* Text provided

____

Population (2026-01-01)
- • Total: 322
- • Density: 34.2/km^{2} (88.5/sq mi)
- Time zone: UTC+1 (CET)
- • Summer (DST): UTC+2 (CEST)
- Postal codes: 347 01, 348 15
- Website: www.obecctibor.cz

= Ctiboř (Tachov District) =

Ctiboř (Stiebenreith) is a municipality and village in Tachov District in the Plzeň Region of the Czech Republic. It has about 300 inhabitants.

==Administrative division==
Ctiboř consists of two municipal parts (in brackets population according to the 2021 census):
- Ctiboř (285)
- Březí (9)

==Etymology==
The name is derived from the personal name Ctibor, meaning "Ctibor's".

==Geography==
Ctiboř is located about 4 km northwest of Tachov and 55 km northwest of Plzeň. It lies on the border between the Upper Palatine Forest mountain range and the Podčeskoleská Hills. The highest point is at 635 m above sea level. The municipal territory is rich in small fishponds, fed by several small streams.

____

* Records shown
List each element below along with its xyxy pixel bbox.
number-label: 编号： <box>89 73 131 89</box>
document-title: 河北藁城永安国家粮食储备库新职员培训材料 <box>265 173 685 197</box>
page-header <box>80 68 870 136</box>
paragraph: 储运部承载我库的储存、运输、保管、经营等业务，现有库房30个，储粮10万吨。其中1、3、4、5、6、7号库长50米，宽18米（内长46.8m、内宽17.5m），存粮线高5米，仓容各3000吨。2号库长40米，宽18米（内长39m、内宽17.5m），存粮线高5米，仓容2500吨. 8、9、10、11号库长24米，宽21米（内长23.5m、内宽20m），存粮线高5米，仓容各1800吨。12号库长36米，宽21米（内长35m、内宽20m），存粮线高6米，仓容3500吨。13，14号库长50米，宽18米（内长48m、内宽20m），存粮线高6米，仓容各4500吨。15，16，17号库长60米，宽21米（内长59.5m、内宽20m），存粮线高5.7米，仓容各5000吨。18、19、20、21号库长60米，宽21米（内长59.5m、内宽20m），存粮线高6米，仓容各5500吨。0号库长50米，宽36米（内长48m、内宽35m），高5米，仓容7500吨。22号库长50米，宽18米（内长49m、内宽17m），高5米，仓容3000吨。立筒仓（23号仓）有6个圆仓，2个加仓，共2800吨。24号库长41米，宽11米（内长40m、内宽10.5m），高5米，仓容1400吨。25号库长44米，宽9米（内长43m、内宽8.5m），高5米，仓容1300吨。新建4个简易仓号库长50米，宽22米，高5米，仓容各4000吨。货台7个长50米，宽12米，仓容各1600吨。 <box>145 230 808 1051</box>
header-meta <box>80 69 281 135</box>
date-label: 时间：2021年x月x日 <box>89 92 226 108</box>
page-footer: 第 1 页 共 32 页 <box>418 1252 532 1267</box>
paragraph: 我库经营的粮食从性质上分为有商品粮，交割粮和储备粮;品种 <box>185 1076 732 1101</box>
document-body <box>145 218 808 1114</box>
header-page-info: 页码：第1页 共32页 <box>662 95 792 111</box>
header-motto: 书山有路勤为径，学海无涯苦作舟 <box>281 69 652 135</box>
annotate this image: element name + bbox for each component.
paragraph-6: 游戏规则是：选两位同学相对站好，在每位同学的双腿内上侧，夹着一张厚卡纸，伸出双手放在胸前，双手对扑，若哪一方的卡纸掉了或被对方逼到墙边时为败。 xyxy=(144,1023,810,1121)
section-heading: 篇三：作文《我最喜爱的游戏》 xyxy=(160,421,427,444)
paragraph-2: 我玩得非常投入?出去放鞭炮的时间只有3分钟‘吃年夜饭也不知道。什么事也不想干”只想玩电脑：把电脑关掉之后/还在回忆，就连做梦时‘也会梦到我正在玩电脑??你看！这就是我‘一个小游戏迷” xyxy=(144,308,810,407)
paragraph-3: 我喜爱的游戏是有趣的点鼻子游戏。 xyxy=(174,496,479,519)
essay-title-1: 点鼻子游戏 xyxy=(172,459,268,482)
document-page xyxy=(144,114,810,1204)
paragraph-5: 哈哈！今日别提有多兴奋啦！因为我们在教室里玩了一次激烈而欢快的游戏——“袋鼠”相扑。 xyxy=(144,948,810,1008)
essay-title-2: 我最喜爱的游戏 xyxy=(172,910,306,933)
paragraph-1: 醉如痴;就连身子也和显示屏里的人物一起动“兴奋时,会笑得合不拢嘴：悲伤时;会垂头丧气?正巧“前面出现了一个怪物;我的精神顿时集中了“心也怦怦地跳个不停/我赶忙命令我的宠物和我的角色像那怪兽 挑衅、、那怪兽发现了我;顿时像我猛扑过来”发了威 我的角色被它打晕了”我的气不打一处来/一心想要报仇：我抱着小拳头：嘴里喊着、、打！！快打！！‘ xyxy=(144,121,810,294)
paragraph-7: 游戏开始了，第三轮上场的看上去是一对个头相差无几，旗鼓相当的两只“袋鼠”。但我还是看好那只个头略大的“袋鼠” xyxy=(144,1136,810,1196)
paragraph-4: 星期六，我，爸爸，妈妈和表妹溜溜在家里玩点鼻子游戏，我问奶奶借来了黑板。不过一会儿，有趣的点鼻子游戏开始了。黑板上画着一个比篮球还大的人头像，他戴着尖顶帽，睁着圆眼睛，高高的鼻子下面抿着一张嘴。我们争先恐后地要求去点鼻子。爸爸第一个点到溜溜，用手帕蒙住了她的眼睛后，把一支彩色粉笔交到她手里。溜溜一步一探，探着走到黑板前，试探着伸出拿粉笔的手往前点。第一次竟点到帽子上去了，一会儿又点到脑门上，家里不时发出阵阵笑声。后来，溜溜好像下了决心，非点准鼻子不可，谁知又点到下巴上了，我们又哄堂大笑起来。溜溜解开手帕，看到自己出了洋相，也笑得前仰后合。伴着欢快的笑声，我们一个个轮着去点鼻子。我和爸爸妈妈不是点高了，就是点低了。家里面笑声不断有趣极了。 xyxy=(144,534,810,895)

____

* Brief 1
Reproduce the passage from the text on Ctiboř, starting with "- • Total: 322" and going on through "- Ctiboř (285)".
* Brief 2
According to the text on Ctiboř, how high is the municipality's highest point?
* Brief 3
Pick up the text on Ctiboř after its last sentence and continue it.

* Task output 1
- • Total: 322
- • Density: 34.2/km^{2} (88.5/sq mi)
- Time zone: UTC+1 (CET)
- • Summer (DST): UTC+2 (CEST)
- Postal codes: 347 01, 348 15
- Website: www.obecctibor.cz

= Ctiboř (Tachov District) =

Ctiboř (Stiebenreith) is a municipality and village in Tachov District in the Plzeň Region of the Czech Republic. It has about 300 inhabitants.

==Administrative division==
Ctiboř consists of two municipal parts (in brackets population according to the 2021 census):
- Ctiboř (285)

* Task output 2
635 m above sea level.

* Task output 3
==History==
The first written mention of Ctiboř is from 1375. A fortress stood here in the 15th and 16th centuries, but nothing has survived from it. The village was owned by various lesser noblemen and often changed hands. From 1578 to 1628, Ctiboř was a property of Counts of Trauntenberg. In 1628–1665, it was owned by the Schlick family. From 1665, it belonged to the Planá estate.

==Transport==
There are no railways or major roads passing through the municipality.

==Sights==
There are no protected cultural monuments in the municipality. The main landmark of Ctiboř is the Chapel of the Sacred Heart of the Lord, built in 1926.